PAGE EXTRACT:
--- START ---

The nurse is teaching a client with metastatic bone disease about measures to prevent hypercalcemia.  It would be important for the nurse to emphasize?

A. The importance of walking

B. Early recognition of tetany

C. The need to restrict fluid intake to less than 1 liter per day

D. The need to have at least 5 servings of dairy products daily

A. the importance of walking

Rationale: The importance of walking is the correct option. This is because mobility must be emphasized to prevent demineralization and breakdown of bones.


The client is being evaluated for osteoporosis. Which diagnostic test is the most accurate when diagnosing osteoporosis?

A. Dual energy x-ray absorptiometry (DEXA)

B. X-ray of the femur

C. Serum bone Gla-protein test

D. Serum alkaline phosphatase

A. duel energy x-ray absorptiometry (DEXA)

Rationale: This test measures bone density in the lumbar spine or hip and is considered to be highly accurate. Osteoporosis is secondary to poor absorption of calcium, which make this option appropriate for selection


A nurse is caring for a client with a spinal cord injury. The client is experiencing blurred vision and has a blood pressure of 206/110 mm Hg. What should the nurse do first?

--- END ---

DATA FOR ANALYSIS:
--- START ---

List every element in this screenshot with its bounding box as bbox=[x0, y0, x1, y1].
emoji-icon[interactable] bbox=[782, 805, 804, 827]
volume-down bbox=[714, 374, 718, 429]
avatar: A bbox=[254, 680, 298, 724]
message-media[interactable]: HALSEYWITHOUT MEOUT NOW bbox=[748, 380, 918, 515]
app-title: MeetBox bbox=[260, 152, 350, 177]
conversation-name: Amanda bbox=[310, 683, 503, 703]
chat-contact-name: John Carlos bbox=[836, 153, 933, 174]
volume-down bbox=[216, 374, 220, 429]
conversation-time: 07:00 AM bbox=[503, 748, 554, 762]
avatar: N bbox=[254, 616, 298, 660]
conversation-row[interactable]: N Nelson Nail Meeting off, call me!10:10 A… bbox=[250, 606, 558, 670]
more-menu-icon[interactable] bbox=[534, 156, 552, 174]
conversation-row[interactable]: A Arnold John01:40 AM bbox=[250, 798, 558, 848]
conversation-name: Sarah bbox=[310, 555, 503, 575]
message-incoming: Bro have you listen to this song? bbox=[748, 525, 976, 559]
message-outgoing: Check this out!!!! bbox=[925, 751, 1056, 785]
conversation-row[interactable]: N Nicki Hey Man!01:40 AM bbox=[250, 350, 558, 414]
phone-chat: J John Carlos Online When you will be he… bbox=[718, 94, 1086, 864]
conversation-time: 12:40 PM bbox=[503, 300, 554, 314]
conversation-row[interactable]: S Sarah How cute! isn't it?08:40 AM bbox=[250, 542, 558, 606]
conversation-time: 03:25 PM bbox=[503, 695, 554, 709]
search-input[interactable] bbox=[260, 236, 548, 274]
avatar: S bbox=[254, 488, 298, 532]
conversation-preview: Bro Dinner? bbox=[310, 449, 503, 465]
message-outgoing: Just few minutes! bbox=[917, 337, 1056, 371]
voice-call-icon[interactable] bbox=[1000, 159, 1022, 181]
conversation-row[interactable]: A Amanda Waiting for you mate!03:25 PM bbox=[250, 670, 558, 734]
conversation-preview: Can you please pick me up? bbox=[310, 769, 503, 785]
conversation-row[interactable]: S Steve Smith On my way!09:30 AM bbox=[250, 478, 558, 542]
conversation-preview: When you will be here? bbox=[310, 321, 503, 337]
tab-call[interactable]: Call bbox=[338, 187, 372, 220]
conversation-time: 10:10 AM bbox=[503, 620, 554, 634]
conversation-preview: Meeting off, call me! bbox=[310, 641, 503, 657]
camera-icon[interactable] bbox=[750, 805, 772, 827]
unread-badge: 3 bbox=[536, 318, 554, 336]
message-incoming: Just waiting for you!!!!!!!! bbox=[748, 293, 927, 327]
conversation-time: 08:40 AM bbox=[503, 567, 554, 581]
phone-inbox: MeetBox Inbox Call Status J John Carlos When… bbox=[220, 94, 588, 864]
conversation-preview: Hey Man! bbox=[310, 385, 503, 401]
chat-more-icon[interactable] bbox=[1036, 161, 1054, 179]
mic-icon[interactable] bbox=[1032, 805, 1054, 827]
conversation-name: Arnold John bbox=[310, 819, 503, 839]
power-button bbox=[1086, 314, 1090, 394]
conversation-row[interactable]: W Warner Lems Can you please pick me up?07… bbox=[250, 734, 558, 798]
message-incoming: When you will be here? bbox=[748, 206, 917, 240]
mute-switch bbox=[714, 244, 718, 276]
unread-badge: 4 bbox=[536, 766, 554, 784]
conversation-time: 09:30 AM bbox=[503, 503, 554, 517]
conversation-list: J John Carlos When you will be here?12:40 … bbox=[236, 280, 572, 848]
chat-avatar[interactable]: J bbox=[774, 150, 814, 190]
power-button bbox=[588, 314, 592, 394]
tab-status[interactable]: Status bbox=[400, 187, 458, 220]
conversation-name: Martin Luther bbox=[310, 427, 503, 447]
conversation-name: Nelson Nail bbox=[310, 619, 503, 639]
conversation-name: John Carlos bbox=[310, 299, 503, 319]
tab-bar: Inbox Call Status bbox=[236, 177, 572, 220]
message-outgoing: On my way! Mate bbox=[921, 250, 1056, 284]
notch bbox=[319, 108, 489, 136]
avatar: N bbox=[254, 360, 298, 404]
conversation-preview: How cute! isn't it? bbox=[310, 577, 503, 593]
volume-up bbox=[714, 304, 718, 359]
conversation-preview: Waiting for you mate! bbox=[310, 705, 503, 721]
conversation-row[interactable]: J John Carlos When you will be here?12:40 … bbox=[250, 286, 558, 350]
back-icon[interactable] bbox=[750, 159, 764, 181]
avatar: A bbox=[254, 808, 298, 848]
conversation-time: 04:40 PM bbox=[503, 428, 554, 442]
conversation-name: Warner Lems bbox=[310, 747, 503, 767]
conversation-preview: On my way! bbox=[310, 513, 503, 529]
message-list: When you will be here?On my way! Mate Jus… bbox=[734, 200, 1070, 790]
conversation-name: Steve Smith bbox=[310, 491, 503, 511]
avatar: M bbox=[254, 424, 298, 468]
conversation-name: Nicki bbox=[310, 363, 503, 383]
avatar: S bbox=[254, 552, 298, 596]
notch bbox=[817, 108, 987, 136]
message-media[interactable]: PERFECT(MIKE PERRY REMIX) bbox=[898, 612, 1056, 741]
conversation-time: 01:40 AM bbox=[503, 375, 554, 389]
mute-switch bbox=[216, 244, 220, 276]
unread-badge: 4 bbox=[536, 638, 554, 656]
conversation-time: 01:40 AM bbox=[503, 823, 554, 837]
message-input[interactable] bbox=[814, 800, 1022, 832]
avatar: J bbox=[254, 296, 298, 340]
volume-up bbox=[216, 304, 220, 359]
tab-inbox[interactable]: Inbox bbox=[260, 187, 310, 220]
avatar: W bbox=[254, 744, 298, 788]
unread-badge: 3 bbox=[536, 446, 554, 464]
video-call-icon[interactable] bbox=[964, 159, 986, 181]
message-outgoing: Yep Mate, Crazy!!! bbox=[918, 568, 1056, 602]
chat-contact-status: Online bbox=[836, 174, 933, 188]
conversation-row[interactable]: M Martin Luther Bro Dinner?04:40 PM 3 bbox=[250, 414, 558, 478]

--- END ---

EXERCISES TO COMPLETE:
(a) Using the nursing practice questions, state whether each statement below agrees with them. Answer yes or no for each, and quote the deciding words exactly.
(i) The DEXA test measures bone density in the lumbar spine or hip.
(ii) The correct measure to prevent hypercalcemia is to restrict fluid intake to less than 1 liter per day.
(iii) The client with a spinal cord injury has a blood pressure of 180/100 mm Hg.
(b) Supply what follows the final question of the nursing practice questions, keeping their format.

ACTIVITY ANSWERS:
(a)
(i) Yes: "This test measures bone density in the lumbar spine or hip and is considered to be highly accurate."
(ii) No: "The importance of walking is the correct option."
(iii) No: "has a blood pressure of 206/110 mm Hg."

(b)
A. Position the client on the left side

B. check the client's bladder for distention

C. control the environment by turning off the lights and decreasing stimulation

D. Administer ordered pain medication 

B. check the client's bladder for distention

Rational: The client is experiencing autonomic dysreflexia, which is a medical emergency. The nurse should immediately evaluate the client for bladder distention and be prepared to catheterize the client. 


A client is scheduled to undergo an open reduction internal fixation of the right femur. The night before surgery, the nurse administers zolpidem as ordered. Which statement about zolpidem is correct?

A. the nurse shouldn't use the liquid if it becomes slightly darkened

B. the nurse should administer the drug immediately before bedtime

C. the nurse should dilute it in fruit juice to improve absorption

D. avoid administration with grapefruit juice; it interferes with absorption 

B. the nurse should administer the drug immediately before bedtime

Rationale: Zolpidem (Ambien) is used for short-term treatment of imsomnia and should be administered immediately before bedtime


A client is admitted following a motor vehicle accident where his left thigh was crushed beneath the vehicle.  The nurse must assess for which of the following complications?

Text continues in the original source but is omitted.